+++ PROVIDED RECORDS

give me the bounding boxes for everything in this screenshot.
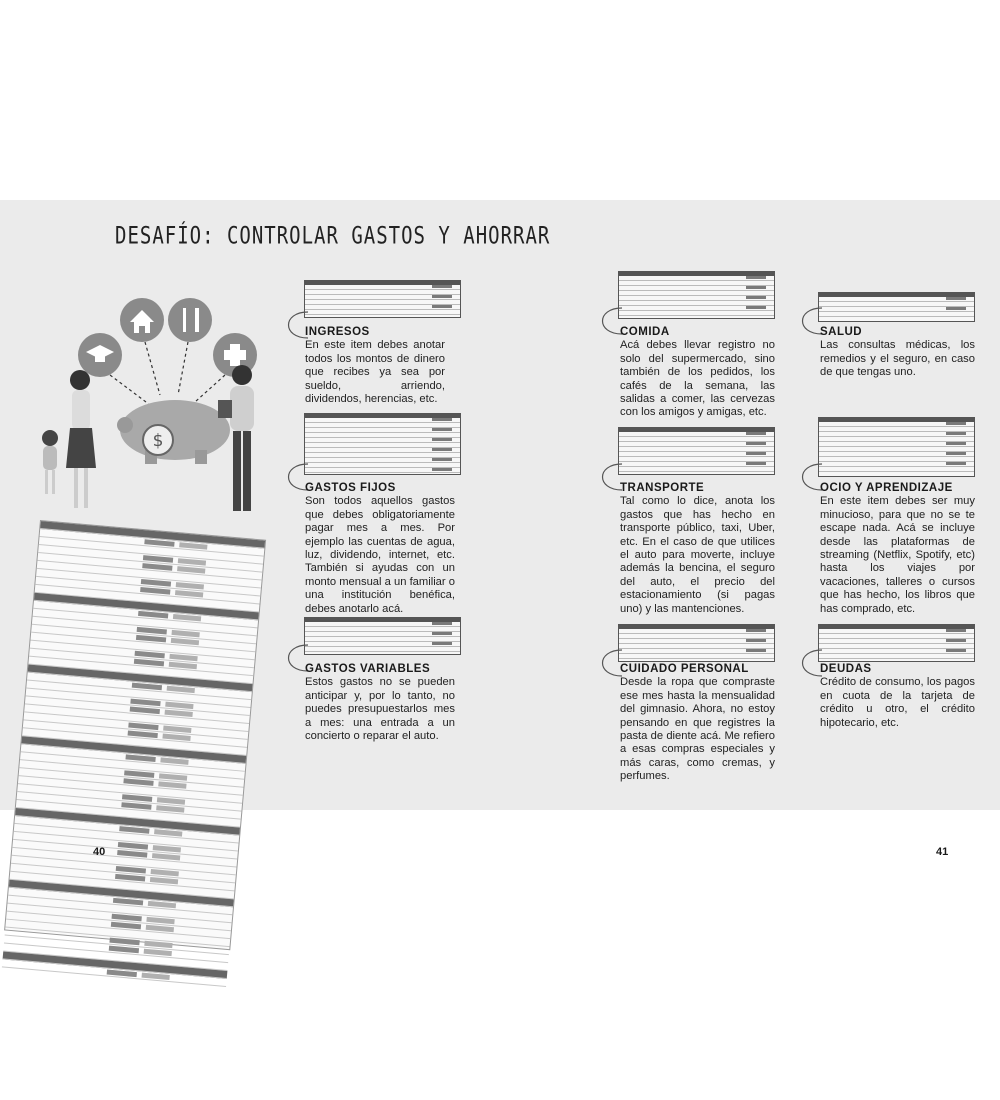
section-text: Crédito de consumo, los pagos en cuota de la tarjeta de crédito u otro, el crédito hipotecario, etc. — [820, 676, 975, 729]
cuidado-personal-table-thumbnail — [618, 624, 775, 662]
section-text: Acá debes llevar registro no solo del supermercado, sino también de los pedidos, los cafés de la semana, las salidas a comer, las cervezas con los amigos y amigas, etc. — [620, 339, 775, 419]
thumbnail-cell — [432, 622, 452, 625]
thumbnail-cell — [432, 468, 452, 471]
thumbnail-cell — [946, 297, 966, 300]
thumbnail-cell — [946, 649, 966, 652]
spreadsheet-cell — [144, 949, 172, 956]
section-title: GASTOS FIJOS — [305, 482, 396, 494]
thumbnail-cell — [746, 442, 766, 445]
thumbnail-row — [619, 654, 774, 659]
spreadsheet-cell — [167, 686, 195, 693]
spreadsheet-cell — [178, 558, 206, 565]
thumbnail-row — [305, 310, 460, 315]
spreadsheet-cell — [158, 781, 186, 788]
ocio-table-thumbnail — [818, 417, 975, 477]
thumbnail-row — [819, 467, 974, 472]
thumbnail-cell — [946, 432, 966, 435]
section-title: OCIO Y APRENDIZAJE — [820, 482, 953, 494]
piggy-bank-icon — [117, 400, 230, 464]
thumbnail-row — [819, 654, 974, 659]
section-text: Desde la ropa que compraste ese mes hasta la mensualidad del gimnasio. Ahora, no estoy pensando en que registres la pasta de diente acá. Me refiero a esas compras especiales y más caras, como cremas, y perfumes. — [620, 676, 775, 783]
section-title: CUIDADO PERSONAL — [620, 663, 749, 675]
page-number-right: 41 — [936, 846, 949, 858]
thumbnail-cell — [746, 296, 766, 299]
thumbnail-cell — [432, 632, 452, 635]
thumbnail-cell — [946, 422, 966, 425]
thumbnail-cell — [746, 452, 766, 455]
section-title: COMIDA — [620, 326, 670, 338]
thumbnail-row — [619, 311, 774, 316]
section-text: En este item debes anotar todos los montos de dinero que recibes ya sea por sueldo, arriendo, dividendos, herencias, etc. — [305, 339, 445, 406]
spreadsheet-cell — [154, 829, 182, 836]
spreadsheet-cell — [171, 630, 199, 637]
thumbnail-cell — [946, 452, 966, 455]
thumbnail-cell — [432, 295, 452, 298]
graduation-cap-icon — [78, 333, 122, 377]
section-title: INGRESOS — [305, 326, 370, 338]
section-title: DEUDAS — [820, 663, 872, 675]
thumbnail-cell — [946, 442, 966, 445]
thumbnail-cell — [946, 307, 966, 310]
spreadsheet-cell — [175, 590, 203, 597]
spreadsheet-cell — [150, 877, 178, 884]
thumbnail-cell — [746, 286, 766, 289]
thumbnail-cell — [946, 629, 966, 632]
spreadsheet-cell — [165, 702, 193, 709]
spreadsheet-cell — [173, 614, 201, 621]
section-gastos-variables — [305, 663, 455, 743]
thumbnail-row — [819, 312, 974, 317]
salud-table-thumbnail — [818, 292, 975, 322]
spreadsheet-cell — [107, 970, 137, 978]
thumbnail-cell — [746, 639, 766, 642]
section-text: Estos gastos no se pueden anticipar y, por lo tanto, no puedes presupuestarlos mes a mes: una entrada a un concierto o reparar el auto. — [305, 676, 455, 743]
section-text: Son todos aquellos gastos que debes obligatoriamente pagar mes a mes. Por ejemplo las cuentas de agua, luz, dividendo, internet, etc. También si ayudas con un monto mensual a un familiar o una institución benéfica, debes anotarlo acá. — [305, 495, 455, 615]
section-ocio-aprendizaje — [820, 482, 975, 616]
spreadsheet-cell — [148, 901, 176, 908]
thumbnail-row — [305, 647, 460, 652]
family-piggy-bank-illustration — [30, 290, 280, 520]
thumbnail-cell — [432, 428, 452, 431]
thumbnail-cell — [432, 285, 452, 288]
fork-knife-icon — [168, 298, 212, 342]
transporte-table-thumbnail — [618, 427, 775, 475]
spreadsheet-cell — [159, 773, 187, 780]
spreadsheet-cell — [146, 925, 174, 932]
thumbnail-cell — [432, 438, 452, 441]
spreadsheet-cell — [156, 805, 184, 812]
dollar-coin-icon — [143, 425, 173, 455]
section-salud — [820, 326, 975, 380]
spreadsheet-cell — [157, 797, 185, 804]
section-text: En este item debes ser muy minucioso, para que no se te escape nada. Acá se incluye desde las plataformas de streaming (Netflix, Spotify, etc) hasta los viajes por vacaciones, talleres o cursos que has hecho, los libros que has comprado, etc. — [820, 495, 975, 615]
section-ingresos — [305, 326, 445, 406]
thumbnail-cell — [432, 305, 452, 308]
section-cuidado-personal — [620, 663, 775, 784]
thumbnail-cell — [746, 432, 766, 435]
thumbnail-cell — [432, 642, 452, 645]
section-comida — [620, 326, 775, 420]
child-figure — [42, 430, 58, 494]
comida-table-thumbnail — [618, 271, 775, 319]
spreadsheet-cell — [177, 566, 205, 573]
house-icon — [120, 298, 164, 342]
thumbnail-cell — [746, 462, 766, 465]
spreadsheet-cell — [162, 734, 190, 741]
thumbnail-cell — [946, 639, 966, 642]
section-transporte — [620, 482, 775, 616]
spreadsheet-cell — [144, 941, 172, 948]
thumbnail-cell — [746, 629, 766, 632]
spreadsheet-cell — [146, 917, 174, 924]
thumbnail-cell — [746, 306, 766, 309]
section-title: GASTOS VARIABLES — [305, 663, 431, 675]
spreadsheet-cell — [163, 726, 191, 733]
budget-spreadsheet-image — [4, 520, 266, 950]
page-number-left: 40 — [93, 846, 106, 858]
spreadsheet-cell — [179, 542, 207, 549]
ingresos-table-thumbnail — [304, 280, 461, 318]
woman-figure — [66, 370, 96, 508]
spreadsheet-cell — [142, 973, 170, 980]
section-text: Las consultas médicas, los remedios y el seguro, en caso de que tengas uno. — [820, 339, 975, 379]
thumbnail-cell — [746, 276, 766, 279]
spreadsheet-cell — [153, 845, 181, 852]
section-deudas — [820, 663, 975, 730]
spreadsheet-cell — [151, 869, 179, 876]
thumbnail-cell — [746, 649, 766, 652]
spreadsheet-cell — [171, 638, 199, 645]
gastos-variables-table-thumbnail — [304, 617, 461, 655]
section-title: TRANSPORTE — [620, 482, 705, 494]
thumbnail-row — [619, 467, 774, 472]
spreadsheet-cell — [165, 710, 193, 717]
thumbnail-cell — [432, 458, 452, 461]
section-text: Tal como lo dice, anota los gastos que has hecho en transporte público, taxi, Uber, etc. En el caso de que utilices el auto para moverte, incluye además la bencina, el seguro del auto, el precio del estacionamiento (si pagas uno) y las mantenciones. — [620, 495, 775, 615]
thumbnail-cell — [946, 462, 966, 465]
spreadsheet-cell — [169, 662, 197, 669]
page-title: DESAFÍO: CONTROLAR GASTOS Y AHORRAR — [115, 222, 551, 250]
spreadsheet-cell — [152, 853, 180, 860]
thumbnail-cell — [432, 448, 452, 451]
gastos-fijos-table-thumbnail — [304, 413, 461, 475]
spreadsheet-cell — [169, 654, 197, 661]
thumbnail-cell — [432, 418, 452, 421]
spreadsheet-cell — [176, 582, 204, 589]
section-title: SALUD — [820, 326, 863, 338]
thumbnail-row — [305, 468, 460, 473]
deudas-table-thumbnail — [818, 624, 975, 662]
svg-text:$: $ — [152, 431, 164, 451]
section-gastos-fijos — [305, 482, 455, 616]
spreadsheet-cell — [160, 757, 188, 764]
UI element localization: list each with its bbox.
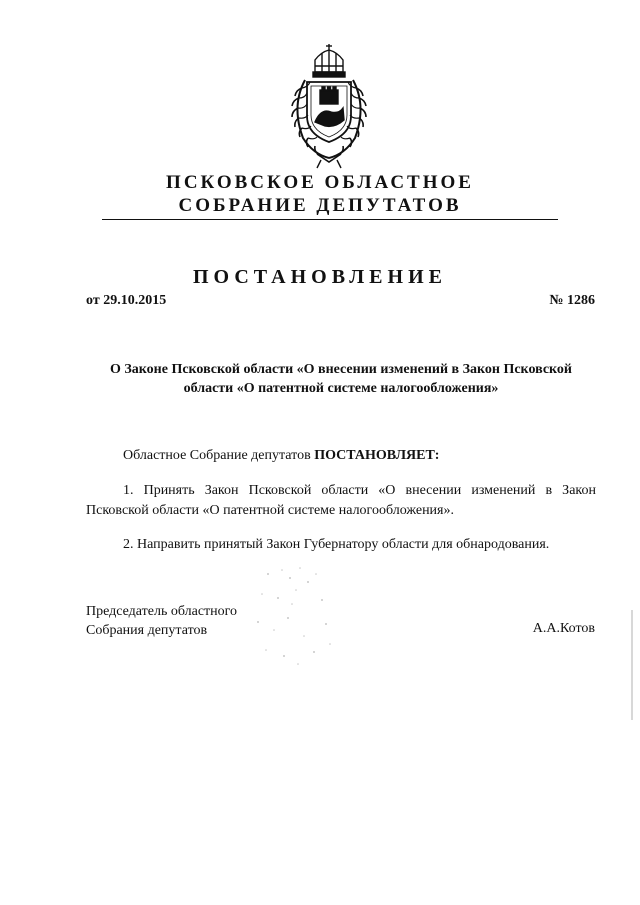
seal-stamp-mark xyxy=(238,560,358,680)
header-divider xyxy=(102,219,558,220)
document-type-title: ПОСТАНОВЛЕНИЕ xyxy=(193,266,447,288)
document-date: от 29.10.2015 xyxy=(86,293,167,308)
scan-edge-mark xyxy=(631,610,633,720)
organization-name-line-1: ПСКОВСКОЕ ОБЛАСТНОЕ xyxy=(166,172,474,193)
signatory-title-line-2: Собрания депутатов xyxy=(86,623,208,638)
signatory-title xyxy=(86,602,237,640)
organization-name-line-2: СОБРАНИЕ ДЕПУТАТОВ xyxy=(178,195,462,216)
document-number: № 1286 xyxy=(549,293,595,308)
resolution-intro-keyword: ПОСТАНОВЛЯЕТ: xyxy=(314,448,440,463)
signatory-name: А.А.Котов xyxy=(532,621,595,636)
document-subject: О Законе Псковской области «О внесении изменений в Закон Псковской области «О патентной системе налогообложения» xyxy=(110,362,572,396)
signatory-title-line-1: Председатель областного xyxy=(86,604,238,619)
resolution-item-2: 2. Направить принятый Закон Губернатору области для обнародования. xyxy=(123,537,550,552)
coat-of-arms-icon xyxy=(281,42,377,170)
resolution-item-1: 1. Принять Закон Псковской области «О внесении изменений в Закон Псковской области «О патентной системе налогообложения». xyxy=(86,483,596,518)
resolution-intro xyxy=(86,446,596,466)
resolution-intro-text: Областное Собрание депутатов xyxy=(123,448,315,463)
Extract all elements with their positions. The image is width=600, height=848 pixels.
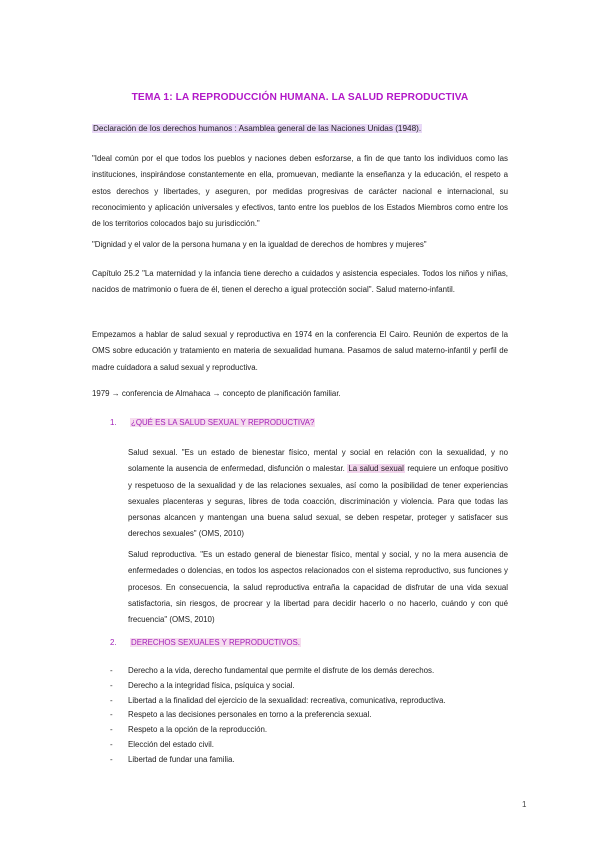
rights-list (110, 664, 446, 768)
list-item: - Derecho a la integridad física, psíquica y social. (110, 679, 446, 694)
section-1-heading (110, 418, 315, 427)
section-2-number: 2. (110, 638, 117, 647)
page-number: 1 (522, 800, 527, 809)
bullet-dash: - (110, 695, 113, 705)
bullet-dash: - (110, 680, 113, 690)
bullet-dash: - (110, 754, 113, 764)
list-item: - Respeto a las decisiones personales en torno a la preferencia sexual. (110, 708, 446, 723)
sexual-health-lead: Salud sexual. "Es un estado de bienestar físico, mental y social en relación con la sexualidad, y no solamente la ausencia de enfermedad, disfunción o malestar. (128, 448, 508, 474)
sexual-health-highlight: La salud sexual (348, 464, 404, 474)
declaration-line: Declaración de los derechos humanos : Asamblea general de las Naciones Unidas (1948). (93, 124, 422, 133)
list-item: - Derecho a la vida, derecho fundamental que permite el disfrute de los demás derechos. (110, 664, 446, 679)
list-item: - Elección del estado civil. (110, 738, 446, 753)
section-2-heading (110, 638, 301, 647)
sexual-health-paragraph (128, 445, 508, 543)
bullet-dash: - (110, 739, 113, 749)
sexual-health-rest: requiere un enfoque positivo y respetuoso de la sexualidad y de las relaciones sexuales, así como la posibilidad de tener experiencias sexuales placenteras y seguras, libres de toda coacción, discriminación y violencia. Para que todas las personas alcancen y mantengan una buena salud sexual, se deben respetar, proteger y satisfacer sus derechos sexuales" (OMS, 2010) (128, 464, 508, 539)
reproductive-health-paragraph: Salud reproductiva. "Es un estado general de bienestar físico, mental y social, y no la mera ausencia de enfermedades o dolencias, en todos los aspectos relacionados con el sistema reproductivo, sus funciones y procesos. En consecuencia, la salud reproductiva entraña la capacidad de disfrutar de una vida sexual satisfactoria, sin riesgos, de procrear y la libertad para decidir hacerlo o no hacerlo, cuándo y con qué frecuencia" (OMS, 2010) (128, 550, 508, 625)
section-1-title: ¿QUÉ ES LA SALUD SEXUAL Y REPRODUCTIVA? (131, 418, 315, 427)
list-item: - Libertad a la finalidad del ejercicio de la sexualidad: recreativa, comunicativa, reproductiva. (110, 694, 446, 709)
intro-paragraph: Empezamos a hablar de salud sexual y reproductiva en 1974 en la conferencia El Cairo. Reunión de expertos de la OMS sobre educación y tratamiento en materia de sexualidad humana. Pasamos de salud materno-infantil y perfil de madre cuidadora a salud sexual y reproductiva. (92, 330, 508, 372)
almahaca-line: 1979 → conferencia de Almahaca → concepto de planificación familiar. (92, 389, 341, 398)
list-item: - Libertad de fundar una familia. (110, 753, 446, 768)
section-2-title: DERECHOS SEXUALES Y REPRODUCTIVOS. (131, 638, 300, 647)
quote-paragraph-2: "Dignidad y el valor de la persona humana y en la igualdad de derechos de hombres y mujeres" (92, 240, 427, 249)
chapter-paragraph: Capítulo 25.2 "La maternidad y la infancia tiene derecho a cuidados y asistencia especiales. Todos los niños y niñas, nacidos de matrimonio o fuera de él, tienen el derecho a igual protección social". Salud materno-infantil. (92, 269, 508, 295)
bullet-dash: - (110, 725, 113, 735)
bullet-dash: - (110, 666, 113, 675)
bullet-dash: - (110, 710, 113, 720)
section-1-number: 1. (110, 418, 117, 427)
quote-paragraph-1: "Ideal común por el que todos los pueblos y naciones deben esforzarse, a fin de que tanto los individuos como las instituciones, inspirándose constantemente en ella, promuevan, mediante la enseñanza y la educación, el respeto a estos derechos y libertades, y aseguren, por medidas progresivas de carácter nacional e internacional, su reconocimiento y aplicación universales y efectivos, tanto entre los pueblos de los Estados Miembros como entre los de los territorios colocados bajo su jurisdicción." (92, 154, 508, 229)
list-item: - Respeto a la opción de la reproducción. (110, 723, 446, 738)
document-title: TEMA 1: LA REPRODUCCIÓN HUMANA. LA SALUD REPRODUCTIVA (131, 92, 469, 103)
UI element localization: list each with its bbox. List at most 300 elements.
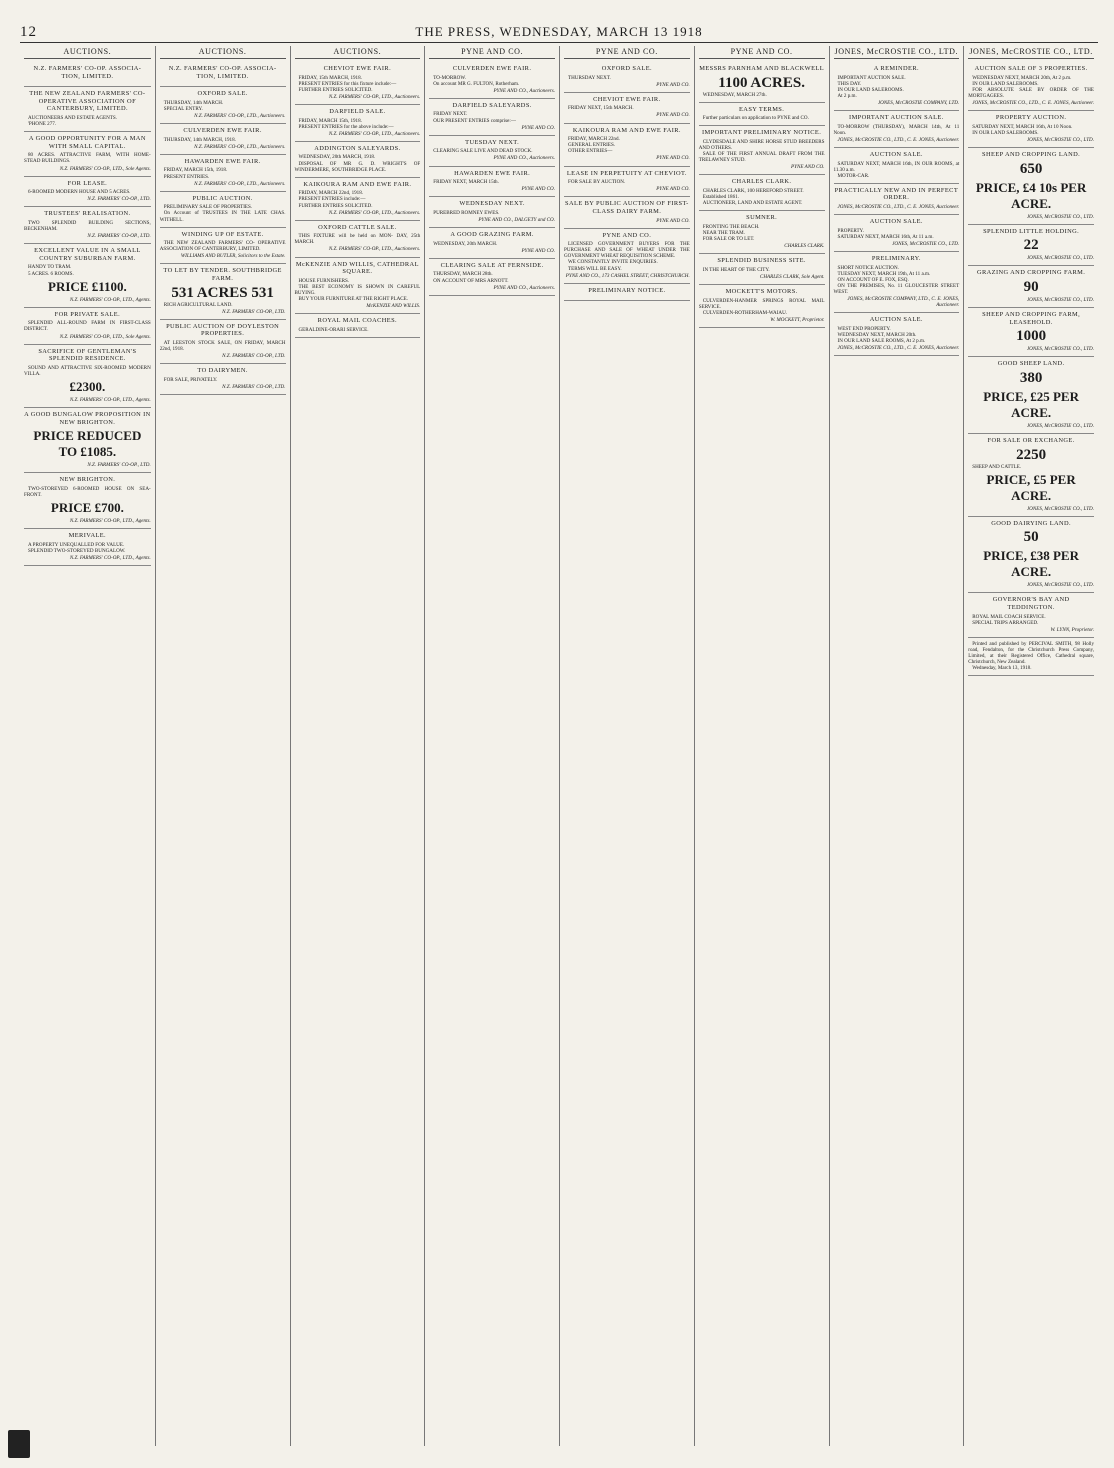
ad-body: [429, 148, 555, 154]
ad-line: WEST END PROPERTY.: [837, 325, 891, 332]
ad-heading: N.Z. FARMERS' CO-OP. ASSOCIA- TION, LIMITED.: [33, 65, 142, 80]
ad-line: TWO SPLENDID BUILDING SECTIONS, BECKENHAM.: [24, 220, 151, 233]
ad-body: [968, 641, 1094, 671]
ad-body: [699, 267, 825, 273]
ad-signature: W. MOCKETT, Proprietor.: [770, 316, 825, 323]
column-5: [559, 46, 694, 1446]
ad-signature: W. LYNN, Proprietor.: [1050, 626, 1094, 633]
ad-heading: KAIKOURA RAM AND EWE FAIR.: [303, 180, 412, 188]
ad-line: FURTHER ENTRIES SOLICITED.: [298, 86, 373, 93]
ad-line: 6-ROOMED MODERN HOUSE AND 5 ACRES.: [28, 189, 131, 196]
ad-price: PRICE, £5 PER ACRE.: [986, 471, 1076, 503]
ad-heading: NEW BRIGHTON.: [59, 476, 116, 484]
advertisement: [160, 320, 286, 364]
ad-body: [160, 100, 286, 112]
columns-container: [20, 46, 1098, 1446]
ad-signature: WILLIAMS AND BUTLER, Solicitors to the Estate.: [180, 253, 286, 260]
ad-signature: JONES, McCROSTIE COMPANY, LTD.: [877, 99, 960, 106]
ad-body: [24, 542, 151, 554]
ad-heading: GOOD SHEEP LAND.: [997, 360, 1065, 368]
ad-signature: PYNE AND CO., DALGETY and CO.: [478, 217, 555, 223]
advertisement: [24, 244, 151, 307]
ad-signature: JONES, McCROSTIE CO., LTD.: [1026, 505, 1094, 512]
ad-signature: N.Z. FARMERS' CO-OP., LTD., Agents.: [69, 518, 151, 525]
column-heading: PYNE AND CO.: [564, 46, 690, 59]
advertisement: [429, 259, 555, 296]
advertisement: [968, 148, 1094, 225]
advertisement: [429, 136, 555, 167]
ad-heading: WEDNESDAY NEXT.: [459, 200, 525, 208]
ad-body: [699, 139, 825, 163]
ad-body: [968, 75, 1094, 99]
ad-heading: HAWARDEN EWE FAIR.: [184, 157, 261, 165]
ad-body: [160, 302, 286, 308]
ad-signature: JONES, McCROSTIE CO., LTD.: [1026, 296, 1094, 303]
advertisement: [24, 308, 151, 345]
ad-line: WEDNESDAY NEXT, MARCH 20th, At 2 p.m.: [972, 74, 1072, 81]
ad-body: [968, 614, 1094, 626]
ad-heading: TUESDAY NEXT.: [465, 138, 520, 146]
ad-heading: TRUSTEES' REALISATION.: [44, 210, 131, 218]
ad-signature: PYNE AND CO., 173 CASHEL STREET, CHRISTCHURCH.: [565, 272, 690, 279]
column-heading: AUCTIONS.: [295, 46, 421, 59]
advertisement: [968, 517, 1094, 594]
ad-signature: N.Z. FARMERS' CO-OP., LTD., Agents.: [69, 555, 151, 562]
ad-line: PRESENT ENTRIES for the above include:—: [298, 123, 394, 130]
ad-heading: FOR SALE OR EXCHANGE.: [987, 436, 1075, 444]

++++++

■ INSTRUCTIONS TO FOLLOW
Reproduce the lines of the material above word for word, from the line with "ad-body: [429, 148, 555, 154]" to the line with "ad-heading: KAIKOURA RAM".

■ THE REPLY
ad-body: [429, 148, 555, 154]
ad-line: WEST END PROPERTY.: [837, 325, 891, 332]
ad-heading: N.Z. FARMERS' CO-OP. ASSOCIA- TION, LIMITED.: [33, 65, 142, 80]
ad-line: TWO SPLENDID BUILDING SECTIONS, BECKENHAM.: [24, 220, 151, 233]
ad-body: [968, 641, 1094, 671]
ad-body: [699, 267, 825, 273]
ad-signature: W. MOCKETT, Proprietor.: [770, 316, 825, 323]
column-5: [559, 46, 694, 1446]
ad-signature: W. LYNN, Proprietor.: [1050, 626, 1094, 633]
ad-heading: KAIKOURA RAM AND EWE FAIR.: [303, 180, 412, 188]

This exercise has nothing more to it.